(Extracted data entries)
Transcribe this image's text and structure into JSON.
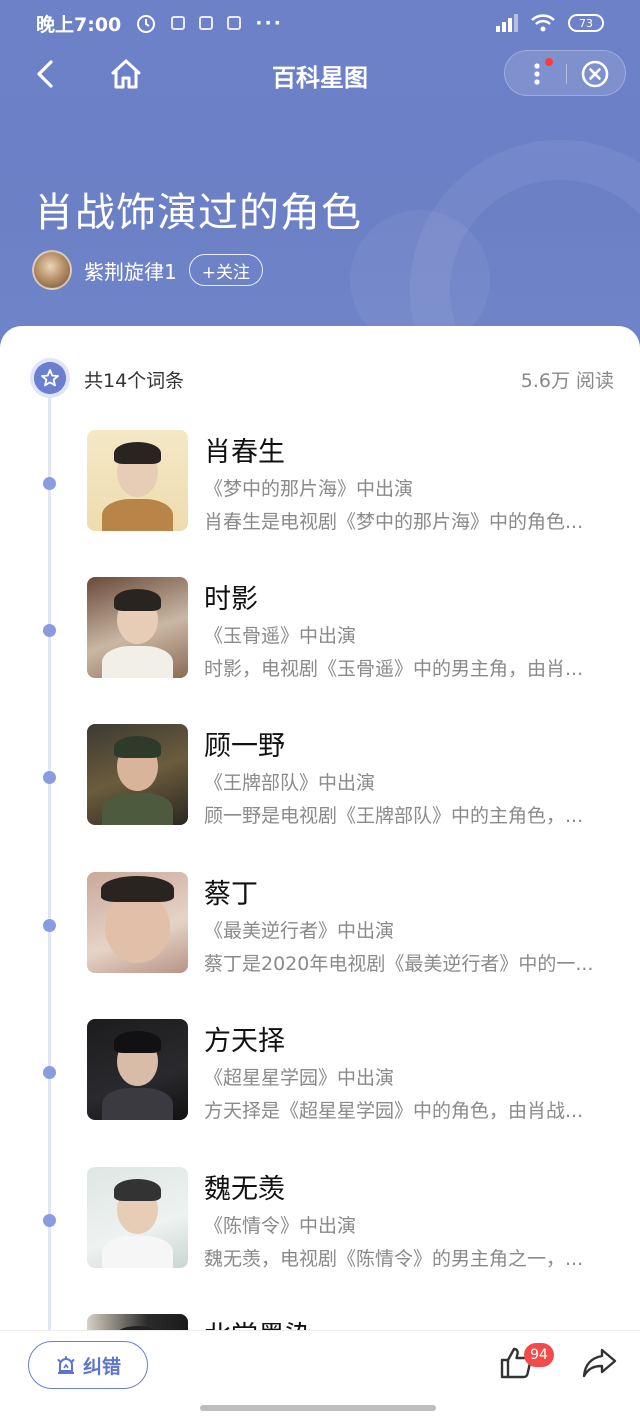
{
  "status_bar": {
    "time": "晚上7:00",
    "dots": "···",
    "battery": "73"
  },
  "nav": {
    "title": "百科星图"
  },
  "page": {
    "heading": "肖战饰演过的角色",
    "author": "紫荆旋律1",
    "follow_label": "+关注"
  },
  "summary": {
    "count": "共14个词条",
    "reads_value": "5.6万",
    "reads_label": "阅读"
  },
  "entries": [
    {
      "name": "肖春生",
      "sub": "《梦中的那片海》中出演",
      "desc": "肖春生是电视剧《梦中的那片海》中的角色..."
    },
    {
      "name": "时影",
      "sub": "《玉骨遥》中出演",
      "desc": "时影，电视剧《玉骨遥》中的男主角，由肖..."
    },
    {
      "name": "顾一野",
      "sub": "《王牌部队》中出演",
      "desc": "顾一野是电视剧《王牌部队》中的主角色，..."
    },
    {
      "name": "蔡丁",
      "sub": "《最美逆行者》中出演",
      "desc": "蔡丁是2020年电视剧《最美逆行者》中的一..."
    },
    {
      "name": "方天择",
      "sub": "《超星星学园》中出演",
      "desc": "方天择是《超星星学园》中的角色，由肖战..."
    },
    {
      "name": "魏无羡",
      "sub": "《陈情令》中出演",
      "desc": "魏无羡，电视剧《陈情令》的男主角之一，..."
    },
    {
      "name": "北堂墨染",
      "sub": "",
      "desc": ""
    }
  ],
  "bottom_bar": {
    "report_label": "纠错",
    "like_count": "94"
  },
  "colors": {
    "header_bg": "#6d81c9",
    "accent": "#6a7fd3",
    "badge_red": "#f24b4b"
  }
}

PROBLEM STATEMENT
Output all of the data exactly as it stands, minus any images.

ANSWER FOR THIS EXERCISE
Transcribe this image's text and structure into JSON.
{
  "status_bar": {
    "time": "晚上7:00",
    "dots": "···",
    "battery": "73"
  },
  "nav": {
    "title": "百科星图"
  },
  "page": {
    "heading": "肖战饰演过的角色",
    "author": "紫荆旋律1",
    "follow_label": "+关注"
  },
  "summary": {
    "count": "共14个词条",
    "reads_value": "5.6万",
    "reads_label": "阅读"
  },
  "entries": [
    {
      "name": "肖春生",
      "sub": "《梦中的那片海》中出演",
      "desc": "肖春生是电视剧《梦中的那片海》中的角色..."
    },
    {
      "name": "时影",
      "sub": "《玉骨遥》中出演",
      "desc": "时影，电视剧《玉骨遥》中的男主角，由肖..."
    },
    {
      "name": "顾一野",
      "sub": "《王牌部队》中出演",
      "desc": "顾一野是电视剧《王牌部队》中的主角色，..."
    },
    {
      "name": "蔡丁",
      "sub": "《最美逆行者》中出演",
      "desc": "蔡丁是2020年电视剧《最美逆行者》中的一..."
    },
    {
      "name": "方天择",
      "sub": "《超星星学园》中出演",
      "desc": "方天择是《超星星学园》中的角色，由肖战..."
    },
    {
      "name": "魏无羡",
      "sub": "《陈情令》中出演",
      "desc": "魏无羡，电视剧《陈情令》的男主角之一，..."
    },
    {
      "name": "北堂墨染",
      "sub": "",
      "desc": ""
    }
  ],
  "bottom_bar": {
    "report_label": "纠错",
    "like_count": "94"
  },
  "colors": {
    "header_bg": "#6d81c9",
    "accent": "#6a7fd3",
    "badge_red": "#f24b4b"
  }
}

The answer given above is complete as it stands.